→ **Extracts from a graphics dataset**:
— start —

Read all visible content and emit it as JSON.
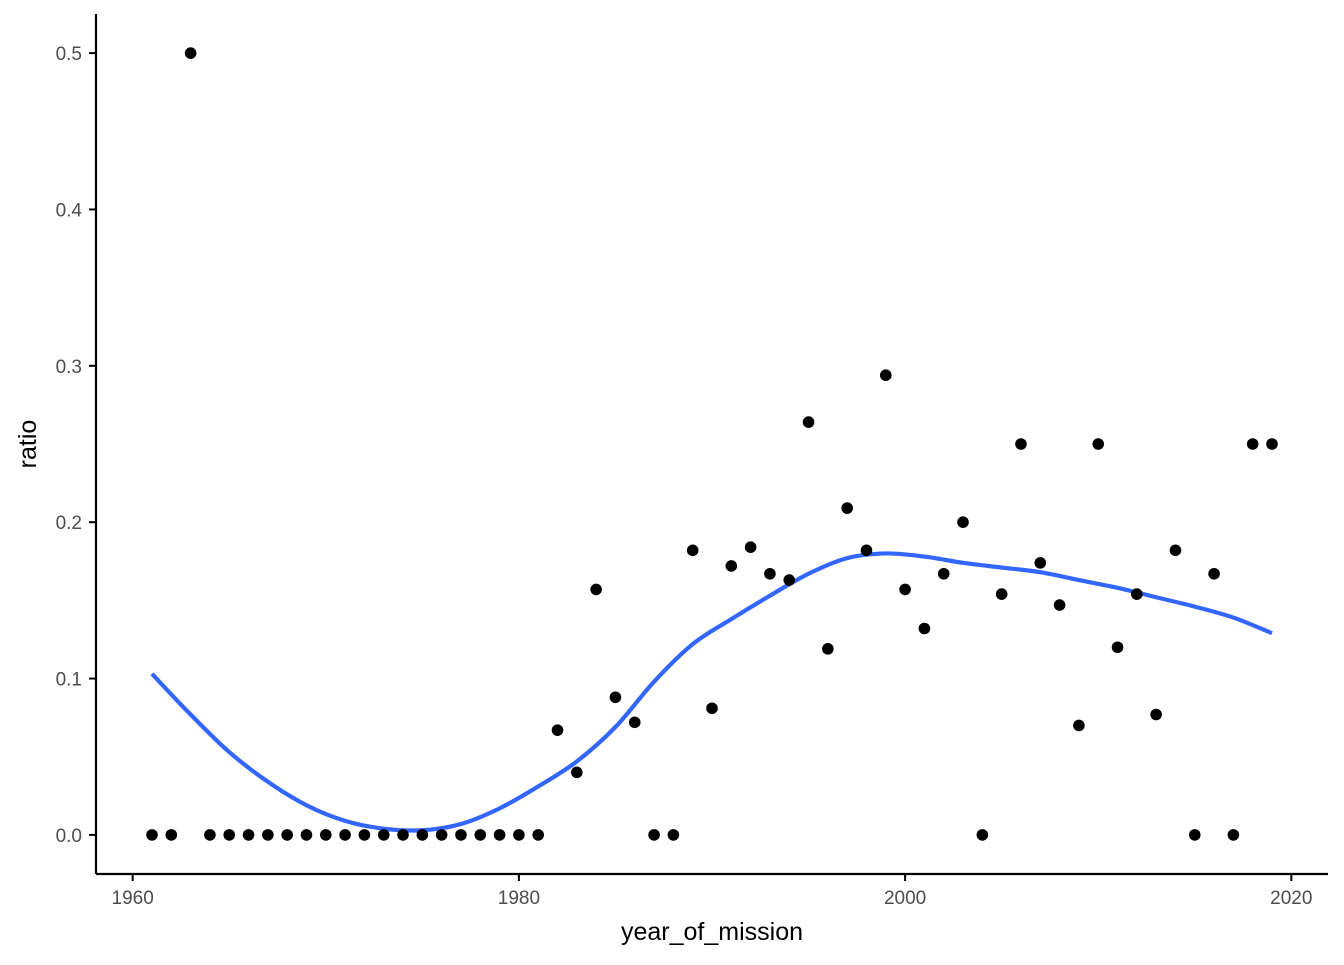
{
  "chart_data": {
    "type": "scatter",
    "title": "",
    "xlabel": "year_of_mission",
    "ylabel": "ratio",
    "xlim": [
      1958.1,
      2021.9
    ],
    "ylim": [
      -0.025,
      0.525
    ],
    "x_ticks": [
      1960,
      1980,
      2000,
      2020
    ],
    "x_tick_labels": [
      "1960",
      "1980",
      "2000",
      "2020"
    ],
    "y_ticks": [
      0,
      0.1,
      0.2,
      0.3,
      0.4,
      0.5
    ],
    "y_tick_labels": [
      "0.0",
      "0.1",
      "0.2",
      "0.3",
      "0.4",
      "0.5"
    ],
    "grid": false,
    "legend": "none",
    "colors": {
      "points": "#000000",
      "smooth_line": "#3366FF",
      "axis": "#000000",
      "tick_text": "#4d4d4d",
      "background": "#ffffff"
    },
    "series": [
      {
        "type": "scatter",
        "x": [
          1961,
          1962,
          1963,
          1964,
          1965,
          1966,
          1967,
          1968,
          1969,
          1970,
          1971,
          1972,
          1973,
          1974,
          1975,
          1976,
          1977,
          1978,
          1979,
          1980,
          1981,
          1982,
          1983,
          1984,
          1985,
          1986,
          1987,
          1988,
          1989,
          1990,
          1991,
          1992,
          1993,
          1994,
          1995,
          1996,
          1997,
          1998,
          1999,
          2000,
          2001,
          2002,
          2003,
          2004,
          2005,
          2006,
          2007,
          2008,
          2009,
          2010,
          2011,
          2012,
          2013,
          2014,
          2015,
          2016,
          2017,
          2018,
          2019
        ],
        "y": [
          0,
          0,
          0.5,
          0,
          0,
          0,
          0,
          0,
          0,
          0,
          0,
          0,
          0,
          0,
          0,
          0,
          0,
          0,
          0,
          0,
          0,
          0.067,
          0.04,
          0.157,
          0.088,
          0.072,
          0,
          0,
          0.182,
          0.081,
          0.172,
          0.184,
          0.167,
          0.163,
          0.264,
          0.119,
          0.209,
          0.182,
          0.294,
          0.157,
          0.132,
          0.167,
          0.2,
          0,
          0.154,
          0.25,
          0.174,
          0.147,
          0.07,
          0.25,
          0.12,
          0.154,
          0.077,
          0.182,
          0,
          0.167,
          0,
          0.25,
          0.25
        ]
      },
      {
        "type": "smooth",
        "x": [
          1961,
          1963,
          1965,
          1967,
          1969,
          1971,
          1973,
          1975,
          1977,
          1979,
          1981,
          1983,
          1985,
          1987,
          1989,
          1991,
          1993,
          1995,
          1997,
          1999,
          2001,
          2003,
          2005,
          2007,
          2009,
          2011,
          2013,
          2015,
          2017,
          2019
        ],
        "y": [
          0.103,
          0.077,
          0.053,
          0.034,
          0.019,
          0.009,
          0.004,
          0.003,
          0.007,
          0.017,
          0.031,
          0.047,
          0.069,
          0.098,
          0.122,
          0.138,
          0.153,
          0.167,
          0.177,
          0.18,
          0.178,
          0.174,
          0.171,
          0.168,
          0.163,
          0.158,
          0.152,
          0.146,
          0.139,
          0.129
        ]
      }
    ]
  }
}
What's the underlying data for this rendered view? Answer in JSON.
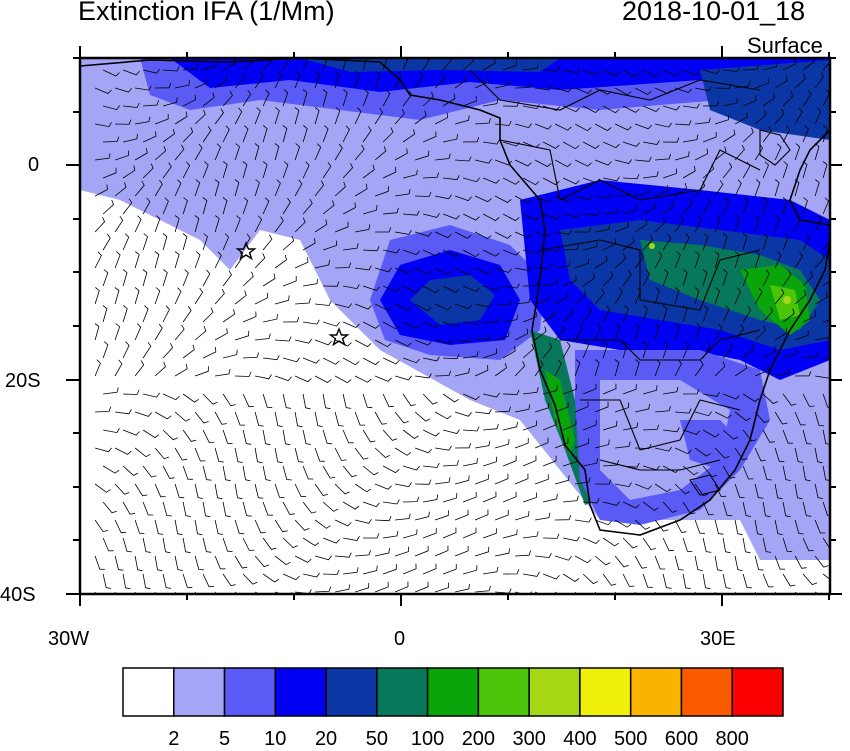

— end —

→ **GIVEN INSTRUCTION**: Exclude the pictures, and transcribe all of the material exactly.

→ **THE SOLUTION**:
Read all visible content and emit it as JSON.
{
  "chart_data": {
    "type": "scatter",
    "title": "",
    "xlabel": "year_of_mission",
    "ylabel": "ratio",
    "xlim": [
      1958.1,
      2021.9
    ],
    "ylim": [
      -0.025,
      0.525
    ],
    "x_ticks": [
      1960,
      1980,
      2000,
      2020
    ],
    "x_tick_labels": [
      "1960",
      "1980",
      "2000",
      "2020"
    ],
    "y_ticks": [
      0,
      0.1,
      0.2,
      0.3,
      0.4,
      0.5
    ],
    "y_tick_labels": [
      "0.0",
      "0.1",
      "0.2",
      "0.3",
      "0.4",
      "0.5"
    ],
    "grid": false,
    "legend": "none",
    "colors": {
      "points": "#000000",
      "smooth_line": "#3366FF",
      "axis": "#000000",
      "tick_text": "#4d4d4d",
      "background": "#ffffff"
    },
    "series": [
      {
        "type": "scatter",
        "x": [
          1961,
          1962,
          1963,
          1964,
          1965,
          1966,
          1967,
          1968,
          1969,
          1970,
          1971,
          1972,
          1973,
          1974,
          1975,
          1976,
          1977,
          1978,
          1979,
          1980,
          1981,
          1982,
          1983,
          1984,
          1985,
          1986,
          1987,
          1988,
          1989,
          1990,
          1991,
          1992,
          1993,
          1994,
          1995,
          1996,
          1997,
          1998,
          1999,
          2000,
          2001,
          2002,
          2003,
          2004,
          2005,
          2006,
          2007,
          2008,
          2009,
          2010,
          2011,
          2012,
          2013,
          2014,
          2015,
          2016,
          2017,
          2018,
          2019
        ],
        "y": [
          0,
          0,
          0.5,
          0,
          0,
          0,
          0,
          0,
          0,
          0,
          0,
          0,
          0,
          0,
          0,
          0,
          0,
          0,
          0,
          0,
          0,
          0.067,
          0.04,
          0.157,
          0.088,
          0.072,
          0,
          0,
          0.182,
          0.081,
          0.172,
          0.184,
          0.167,
          0.163,
          0.264,
          0.119,
          0.209,
          0.182,
          0.294,
          0.157,
          0.132,
          0.167,
          0.2,
          0,
          0.154,
          0.25,
          0.174,
          0.147,
          0.07,
          0.25,
          0.12,
          0.154,
          0.077,
          0.182,
          0,
          0.167,
          0,
          0.25,
          0.25
        ]
      },
      {
        "type": "smooth",
        "x": [
          1961,
          1963,
          1965,
          1967,
          1969,
          1971,
          1973,
          1975,
          1977,
          1979,
          1981,
          1983,
          1985,
          1987,
          1989,
          1991,
          1993,
          1995,
          1997,
          1999,
          2001,
          2003,
          2005,
          2007,
          2009,
          2011,
          2013,
          2015,
          2017,
          2019
        ],
        "y": [
          0.103,
          0.077,
          0.053,
          0.034,
          0.019,
          0.009,
          0.004,
          0.003,
          0.007,
          0.017,
          0.031,
          0.047,
          0.069,
          0.098,
          0.122,
          0.138,
          0.153,
          0.167,
          0.177,
          0.18,
          0.178,
          0.174,
          0.171,
          0.168,
          0.163,
          0.158,
          0.152,
          0.146,
          0.139,
          0.129
        ]
      }
    ]
  }
}
What's the underlying data for this rendered view? Answer in JSON.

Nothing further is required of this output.